Input material>
____

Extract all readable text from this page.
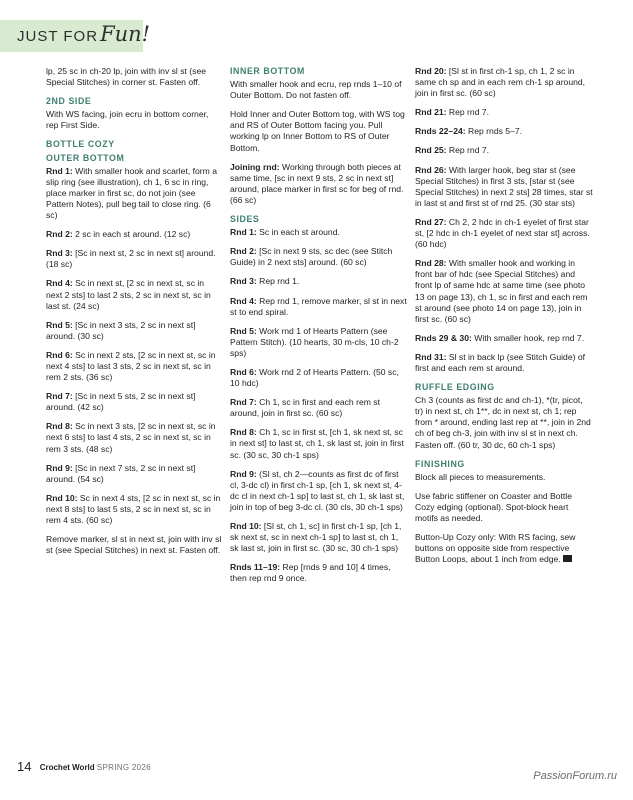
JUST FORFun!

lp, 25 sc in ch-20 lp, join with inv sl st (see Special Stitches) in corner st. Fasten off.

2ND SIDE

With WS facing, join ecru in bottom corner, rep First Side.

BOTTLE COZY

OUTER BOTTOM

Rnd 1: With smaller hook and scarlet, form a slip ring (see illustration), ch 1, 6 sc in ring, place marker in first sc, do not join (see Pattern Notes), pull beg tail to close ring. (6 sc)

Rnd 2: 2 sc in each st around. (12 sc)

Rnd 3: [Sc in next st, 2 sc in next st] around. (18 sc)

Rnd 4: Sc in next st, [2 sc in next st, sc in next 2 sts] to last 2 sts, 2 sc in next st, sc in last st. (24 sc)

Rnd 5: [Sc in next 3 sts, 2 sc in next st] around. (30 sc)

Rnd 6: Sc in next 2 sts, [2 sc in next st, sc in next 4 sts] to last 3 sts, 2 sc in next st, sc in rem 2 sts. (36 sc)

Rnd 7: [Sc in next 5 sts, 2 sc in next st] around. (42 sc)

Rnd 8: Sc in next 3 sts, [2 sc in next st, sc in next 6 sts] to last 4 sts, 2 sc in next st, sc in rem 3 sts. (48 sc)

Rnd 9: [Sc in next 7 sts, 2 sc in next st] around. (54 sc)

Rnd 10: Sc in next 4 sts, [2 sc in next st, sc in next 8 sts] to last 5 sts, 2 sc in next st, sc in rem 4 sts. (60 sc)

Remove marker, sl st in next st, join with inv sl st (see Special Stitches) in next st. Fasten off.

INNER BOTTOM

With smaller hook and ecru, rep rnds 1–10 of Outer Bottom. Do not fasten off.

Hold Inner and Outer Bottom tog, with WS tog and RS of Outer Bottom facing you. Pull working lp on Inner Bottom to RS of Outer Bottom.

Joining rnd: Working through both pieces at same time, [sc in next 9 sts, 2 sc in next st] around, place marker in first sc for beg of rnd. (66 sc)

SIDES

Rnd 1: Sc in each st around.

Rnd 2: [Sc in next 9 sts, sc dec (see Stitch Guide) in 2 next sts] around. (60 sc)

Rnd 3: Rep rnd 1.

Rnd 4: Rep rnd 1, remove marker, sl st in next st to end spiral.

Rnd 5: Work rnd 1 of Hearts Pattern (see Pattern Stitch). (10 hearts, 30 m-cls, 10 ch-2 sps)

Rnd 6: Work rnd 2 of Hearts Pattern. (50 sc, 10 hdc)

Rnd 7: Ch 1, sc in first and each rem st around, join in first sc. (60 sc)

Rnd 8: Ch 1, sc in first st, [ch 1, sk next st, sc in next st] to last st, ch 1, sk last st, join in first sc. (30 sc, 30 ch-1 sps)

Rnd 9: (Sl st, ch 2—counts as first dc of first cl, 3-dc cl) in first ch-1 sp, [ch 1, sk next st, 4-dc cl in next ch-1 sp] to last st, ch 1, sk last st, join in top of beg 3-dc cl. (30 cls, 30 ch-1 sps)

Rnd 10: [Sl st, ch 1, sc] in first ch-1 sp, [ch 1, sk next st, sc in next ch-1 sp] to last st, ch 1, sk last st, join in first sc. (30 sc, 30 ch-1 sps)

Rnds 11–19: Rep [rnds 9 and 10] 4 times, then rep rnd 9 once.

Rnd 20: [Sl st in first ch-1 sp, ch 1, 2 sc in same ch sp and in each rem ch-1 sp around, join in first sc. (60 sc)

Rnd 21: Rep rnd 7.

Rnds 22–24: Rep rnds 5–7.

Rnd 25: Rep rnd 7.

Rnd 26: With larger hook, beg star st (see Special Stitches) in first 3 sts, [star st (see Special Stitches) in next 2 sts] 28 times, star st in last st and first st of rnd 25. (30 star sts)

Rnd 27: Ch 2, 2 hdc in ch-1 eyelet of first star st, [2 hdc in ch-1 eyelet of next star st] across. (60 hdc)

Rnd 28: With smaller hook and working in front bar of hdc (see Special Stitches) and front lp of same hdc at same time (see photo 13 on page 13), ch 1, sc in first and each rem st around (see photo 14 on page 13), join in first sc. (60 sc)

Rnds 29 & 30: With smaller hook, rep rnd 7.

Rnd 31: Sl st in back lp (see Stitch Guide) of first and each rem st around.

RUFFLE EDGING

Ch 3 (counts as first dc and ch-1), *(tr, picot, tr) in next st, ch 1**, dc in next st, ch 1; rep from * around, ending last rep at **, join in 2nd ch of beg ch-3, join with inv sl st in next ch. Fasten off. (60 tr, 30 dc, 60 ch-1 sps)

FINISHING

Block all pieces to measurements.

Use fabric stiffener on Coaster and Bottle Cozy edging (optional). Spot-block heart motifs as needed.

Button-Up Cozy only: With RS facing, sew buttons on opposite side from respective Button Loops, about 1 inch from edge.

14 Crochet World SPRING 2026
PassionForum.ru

____

Exercise aim> Of the lines in the material, how many contain the word "each"? Reply with the number and nothing else.

Finished task> 6